*Given exercise:*
Without the images, write out all of the following entries exactly.

*Material to process:*

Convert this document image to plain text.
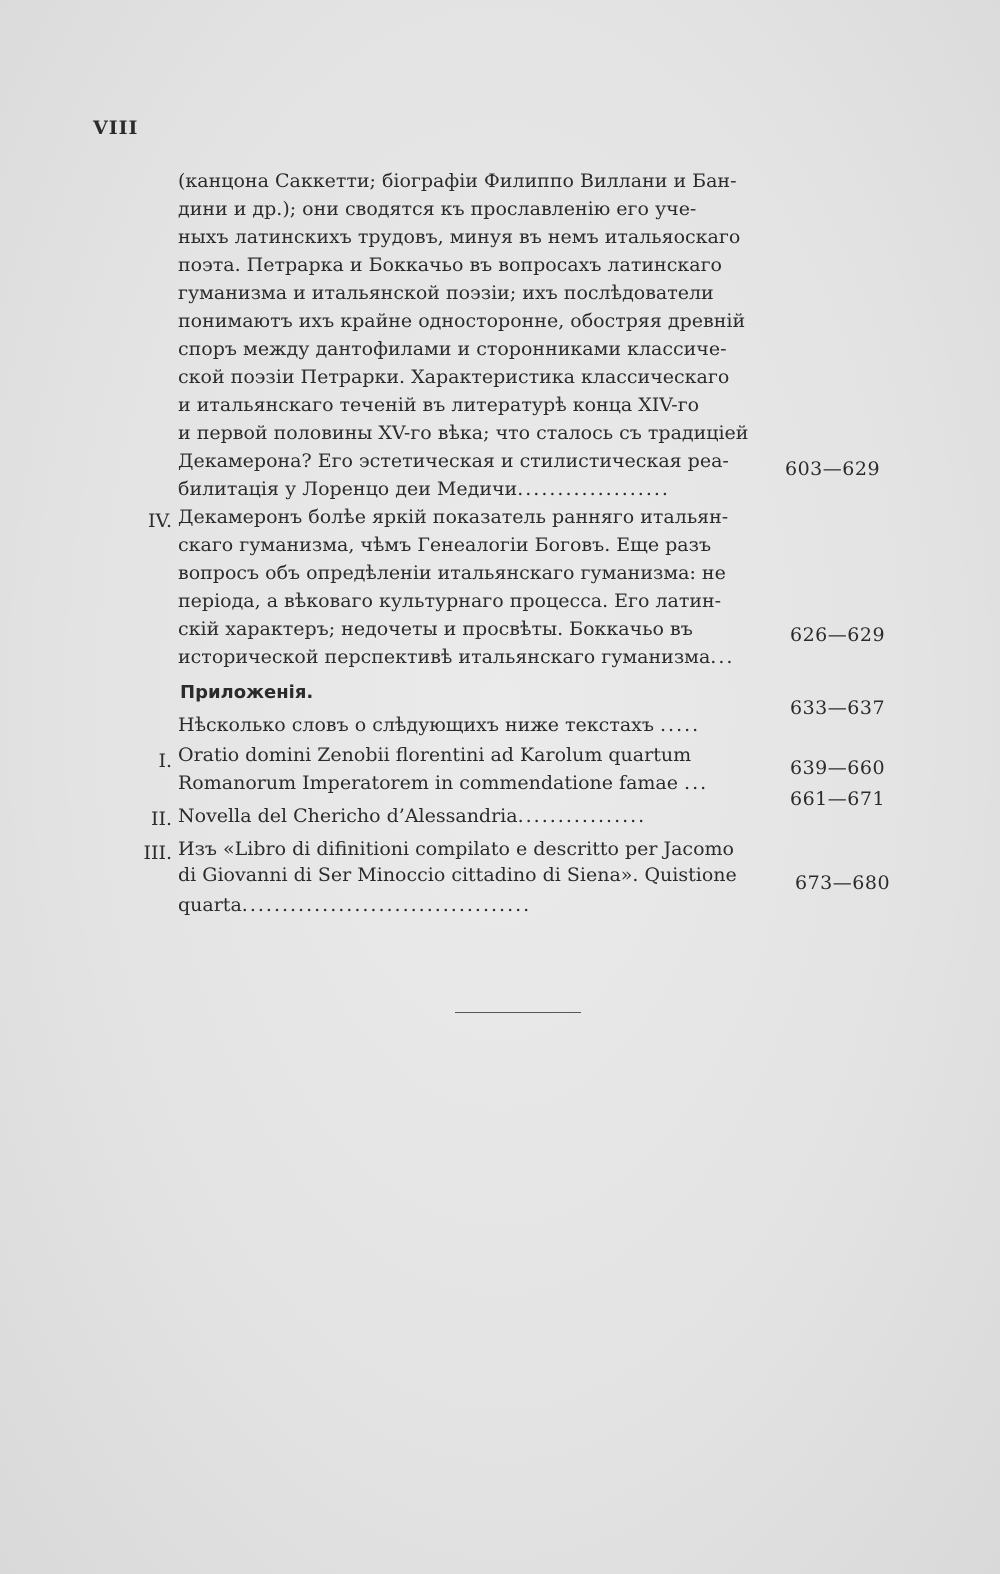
VIII
(канцона Саккетти; біографіи Филиппо Виллани и Бан-
дини и др.); они сводятся къ прославленію его уче-
ныхъ латинскихъ трудовъ, минуя въ немъ итальяоскаго
поэта. Петрарка и Боккачьо въ вопросахъ латинскаго
гуманизма и итальянской поэзіи; ихъ послѣдователи
понимаютъ ихъ крайне односторонне, обостряя древній
споръ между дантофилами и сторонниками классиче-
ской поэзіи Петрарки. Характеристика классическаго
и итальянскаго теченій въ литературѣ конца XIV-го
и первой половины XV-го вѣка; что сталось съ традиціей
Декамерона? Его эстетическая и стилистическая реа-
билитація у Лоренцо деи Медичи...................
603—629
IV. Декамеронъ болѣе яркій показатель ранняго итальян-
скаго гуманизма, чѣмъ Генеалогіи Боговъ. Еще разъ
вопросъ объ опредѣленіи итальянскаго гуманизма: не
періода, а вѣковаго культурнаго процесса. Его латин-
скій характеръ; недочеты и просвѣты. Боккачьо въ
исторической перспективѣ итальянскаго гуманизма...
626—629
Приложенія.
Нѣсколько словъ о слѣдующихъ ниже текстахъ .....
633—637
I. Oratio domini Zenobii florentini ad Karolum quartum
Romanorum Imperatorem in commendatione famae ...
639—660
II. Novella del Chericho d’Alessandria................
661—671
III. Изъ «Libro di difinitioni compilato e descritto per Jacomo
di Giovanni di Ser Minoccio cittadino di Siena». Quistione
quarta....................................
673—680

*Correct answer:*
Convert this document image to plain text.
VIII
(канцона Саккетти; біографіи Филиппо Виллани и Бан-
дини и др.); они сводятся къ прославленію его уче-
ныхъ латинскихъ трудовъ, минуя въ немъ итальяоскаго
поэта. Петрарка и Боккачьо въ вопросахъ латинскаго
гуманизма и итальянской поэзіи; ихъ послѣдователи
понимаютъ ихъ крайне односторонне, обостряя древній
споръ между дантофилами и сторонниками классиче-
ской поэзіи Петрарки. Характеристика классическаго
и итальянскаго теченій въ литературѣ конца XIV-го
и первой половины XV-го вѣка; что сталось съ традиціей
Декамерона? Его эстетическая и стилистическая реа-
билитація у Лоренцо деи Медичи...................
603—629
IV. Декамеронъ болѣе яркій показатель ранняго итальян-
скаго гуманизма, чѣмъ Генеалогіи Боговъ. Еще разъ
вопросъ объ опредѣленіи итальянскаго гуманизма: не
періода, а вѣковаго культурнаго процесса. Его латин-
скій характеръ; недочеты и просвѣты. Боккачьо въ
исторической перспективѣ итальянскаго гуманизма...
626—629
Приложенія.
Нѣсколько словъ о слѣдующихъ ниже текстахъ .....
633—637
I. Oratio domini Zenobii florentini ad Karolum quartum
Romanorum Imperatorem in commendatione famae ...
639—660
II. Novella del Chericho d’Alessandria................
661—671
III. Изъ «Libro di difinitioni compilato e descritto per Jacomo
di Giovanni di Ser Minoccio cittadino di Siena». Quistione
quarta....................................
673—680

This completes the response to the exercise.